Part of a data file:
** BEGIN **

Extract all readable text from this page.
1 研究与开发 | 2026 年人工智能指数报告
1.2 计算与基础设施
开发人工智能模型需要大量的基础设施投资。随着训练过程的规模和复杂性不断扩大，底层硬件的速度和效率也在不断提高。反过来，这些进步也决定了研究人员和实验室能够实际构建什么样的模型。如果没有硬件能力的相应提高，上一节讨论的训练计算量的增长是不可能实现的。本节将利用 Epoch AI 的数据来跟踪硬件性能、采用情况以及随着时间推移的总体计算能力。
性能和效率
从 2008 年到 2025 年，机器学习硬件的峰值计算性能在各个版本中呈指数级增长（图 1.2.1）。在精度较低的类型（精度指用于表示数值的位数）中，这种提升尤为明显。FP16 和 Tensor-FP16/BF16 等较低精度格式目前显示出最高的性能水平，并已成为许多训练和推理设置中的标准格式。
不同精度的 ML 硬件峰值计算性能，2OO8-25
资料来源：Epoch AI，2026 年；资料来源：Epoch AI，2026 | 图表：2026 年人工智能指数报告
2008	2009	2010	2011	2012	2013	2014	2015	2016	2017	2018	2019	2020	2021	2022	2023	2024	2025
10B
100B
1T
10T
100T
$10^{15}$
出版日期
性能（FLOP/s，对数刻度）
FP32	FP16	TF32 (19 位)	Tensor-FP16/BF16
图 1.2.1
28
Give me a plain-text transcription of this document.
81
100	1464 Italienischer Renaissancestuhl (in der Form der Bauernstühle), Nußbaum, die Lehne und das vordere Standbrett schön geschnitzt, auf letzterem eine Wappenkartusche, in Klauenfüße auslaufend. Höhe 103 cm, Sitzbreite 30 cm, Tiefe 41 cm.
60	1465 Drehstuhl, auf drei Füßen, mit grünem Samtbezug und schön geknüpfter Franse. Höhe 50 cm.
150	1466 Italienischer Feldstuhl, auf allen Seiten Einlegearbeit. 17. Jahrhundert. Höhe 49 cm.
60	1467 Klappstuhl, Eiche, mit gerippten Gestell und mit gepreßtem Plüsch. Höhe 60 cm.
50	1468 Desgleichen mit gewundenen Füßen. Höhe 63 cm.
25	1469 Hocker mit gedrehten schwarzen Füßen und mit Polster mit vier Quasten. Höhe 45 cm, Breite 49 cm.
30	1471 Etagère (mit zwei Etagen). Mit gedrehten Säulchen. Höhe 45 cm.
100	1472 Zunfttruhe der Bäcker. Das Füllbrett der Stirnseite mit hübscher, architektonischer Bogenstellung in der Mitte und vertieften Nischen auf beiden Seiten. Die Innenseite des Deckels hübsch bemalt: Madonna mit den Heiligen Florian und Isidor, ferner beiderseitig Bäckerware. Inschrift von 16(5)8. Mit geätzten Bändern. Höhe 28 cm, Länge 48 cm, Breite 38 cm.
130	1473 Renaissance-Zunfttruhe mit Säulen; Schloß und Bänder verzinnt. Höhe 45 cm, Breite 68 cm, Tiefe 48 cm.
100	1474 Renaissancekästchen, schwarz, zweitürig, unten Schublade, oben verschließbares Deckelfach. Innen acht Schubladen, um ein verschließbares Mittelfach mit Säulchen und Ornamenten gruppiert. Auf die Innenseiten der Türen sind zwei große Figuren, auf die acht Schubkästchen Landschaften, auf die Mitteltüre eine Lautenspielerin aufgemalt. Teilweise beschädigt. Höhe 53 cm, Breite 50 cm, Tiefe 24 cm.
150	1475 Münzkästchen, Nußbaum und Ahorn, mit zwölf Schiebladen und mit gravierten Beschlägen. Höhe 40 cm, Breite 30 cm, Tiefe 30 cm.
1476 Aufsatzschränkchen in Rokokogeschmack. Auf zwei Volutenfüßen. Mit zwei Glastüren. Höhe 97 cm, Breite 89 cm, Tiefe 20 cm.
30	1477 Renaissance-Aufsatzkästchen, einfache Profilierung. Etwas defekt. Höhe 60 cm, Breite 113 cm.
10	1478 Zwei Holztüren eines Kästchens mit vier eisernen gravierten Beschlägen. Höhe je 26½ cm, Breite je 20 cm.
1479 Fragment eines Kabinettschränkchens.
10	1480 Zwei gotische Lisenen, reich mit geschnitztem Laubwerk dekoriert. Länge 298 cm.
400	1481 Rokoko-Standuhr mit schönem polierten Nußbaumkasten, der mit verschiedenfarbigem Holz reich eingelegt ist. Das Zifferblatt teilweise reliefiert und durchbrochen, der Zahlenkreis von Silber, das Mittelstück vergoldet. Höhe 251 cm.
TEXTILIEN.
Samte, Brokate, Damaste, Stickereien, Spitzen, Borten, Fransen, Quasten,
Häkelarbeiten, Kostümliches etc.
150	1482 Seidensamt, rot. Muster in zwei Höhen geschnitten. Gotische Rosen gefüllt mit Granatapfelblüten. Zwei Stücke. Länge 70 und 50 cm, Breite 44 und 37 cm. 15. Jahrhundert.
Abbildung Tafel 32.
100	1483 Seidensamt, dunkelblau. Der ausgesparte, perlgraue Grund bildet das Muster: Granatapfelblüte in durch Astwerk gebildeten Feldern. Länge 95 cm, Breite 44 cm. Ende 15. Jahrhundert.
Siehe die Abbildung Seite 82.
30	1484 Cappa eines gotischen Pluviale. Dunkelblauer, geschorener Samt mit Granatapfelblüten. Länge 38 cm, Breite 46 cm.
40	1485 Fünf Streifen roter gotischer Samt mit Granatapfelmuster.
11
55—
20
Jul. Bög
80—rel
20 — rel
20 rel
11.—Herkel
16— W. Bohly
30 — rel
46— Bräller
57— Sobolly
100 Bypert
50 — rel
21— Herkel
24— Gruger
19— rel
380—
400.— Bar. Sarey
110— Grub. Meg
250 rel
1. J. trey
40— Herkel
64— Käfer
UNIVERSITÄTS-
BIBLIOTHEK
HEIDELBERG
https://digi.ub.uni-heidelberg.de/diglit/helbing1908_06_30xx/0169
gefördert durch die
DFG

** END **

■ **WRITTEN EXERCISE**: Above are the records. Copy every line in them holding "gedrehten".

■ **EXERCISE SOLUTION**:
25	1469 Hocker mit gedrehten schwarzen Füßen und mit Polster mit vier Quasten. Höhe 45 cm, Breite 49 cm.
30	1471 Etagère (mit zwei Etagen). Mit gedrehten Säulchen. Höhe 45 cm.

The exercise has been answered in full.